* **Provided data**
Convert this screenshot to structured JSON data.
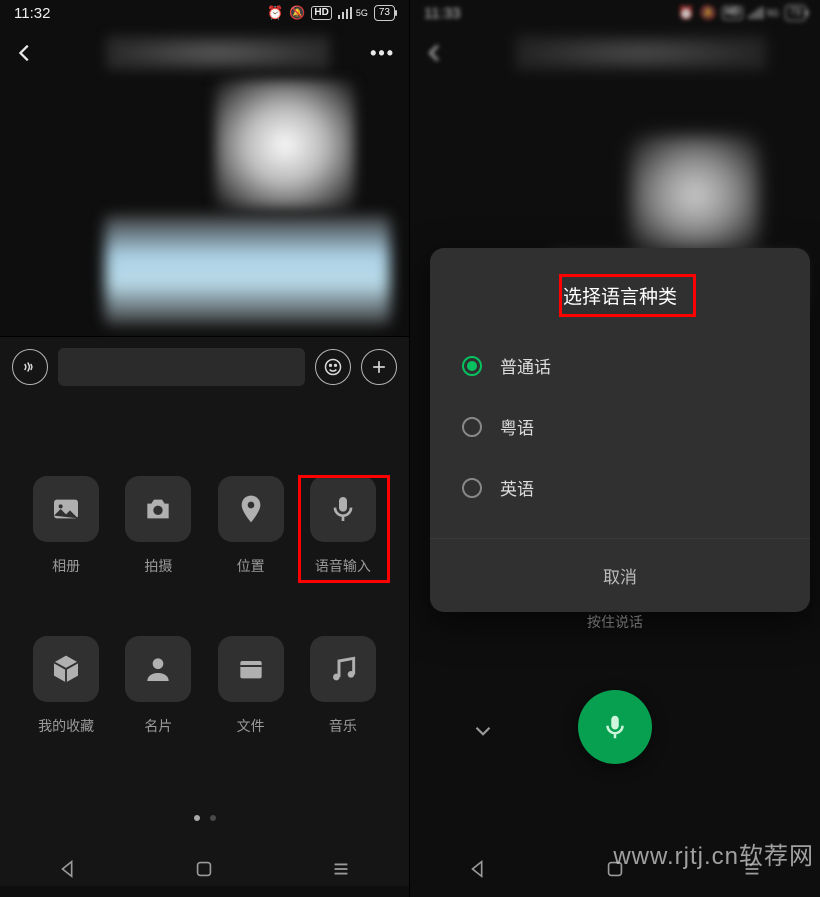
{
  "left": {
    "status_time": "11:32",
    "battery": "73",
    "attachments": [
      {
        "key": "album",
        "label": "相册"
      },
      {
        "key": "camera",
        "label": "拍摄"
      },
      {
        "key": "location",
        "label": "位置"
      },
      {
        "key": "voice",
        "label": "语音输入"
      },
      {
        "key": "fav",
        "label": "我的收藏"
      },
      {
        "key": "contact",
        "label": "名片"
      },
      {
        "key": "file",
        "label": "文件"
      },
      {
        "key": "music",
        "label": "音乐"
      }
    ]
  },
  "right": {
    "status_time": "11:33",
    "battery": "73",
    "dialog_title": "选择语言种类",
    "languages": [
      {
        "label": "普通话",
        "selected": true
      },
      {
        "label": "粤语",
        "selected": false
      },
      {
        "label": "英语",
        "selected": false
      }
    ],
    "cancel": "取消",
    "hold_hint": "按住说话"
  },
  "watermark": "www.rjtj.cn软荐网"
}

* **Written problem**
Repeat the material above in full and unchanged, minus its images.

* **Expected answer**
Convert this screenshot to structured JSON data.
{
  "left": {
    "status_time": "11:32",
    "battery": "73",
    "attachments": [
      {
        "key": "album",
        "label": "相册"
      },
      {
        "key": "camera",
        "label": "拍摄"
      },
      {
        "key": "location",
        "label": "位置"
      },
      {
        "key": "voice",
        "label": "语音输入"
      },
      {
        "key": "fav",
        "label": "我的收藏"
      },
      {
        "key": "contact",
        "label": "名片"
      },
      {
        "key": "file",
        "label": "文件"
      },
      {
        "key": "music",
        "label": "音乐"
      }
    ]
  },
  "right": {
    "status_time": "11:33",
    "battery": "73",
    "dialog_title": "选择语言种类",
    "languages": [
      {
        "label": "普通话",
        "selected": true
      },
      {
        "label": "粤语",
        "selected": false
      },
      {
        "label": "英语",
        "selected": false
      }
    ],
    "cancel": "取消",
    "hold_hint": "按住说话"
  },
  "watermark": "www.rjtj.cn软荐网"
}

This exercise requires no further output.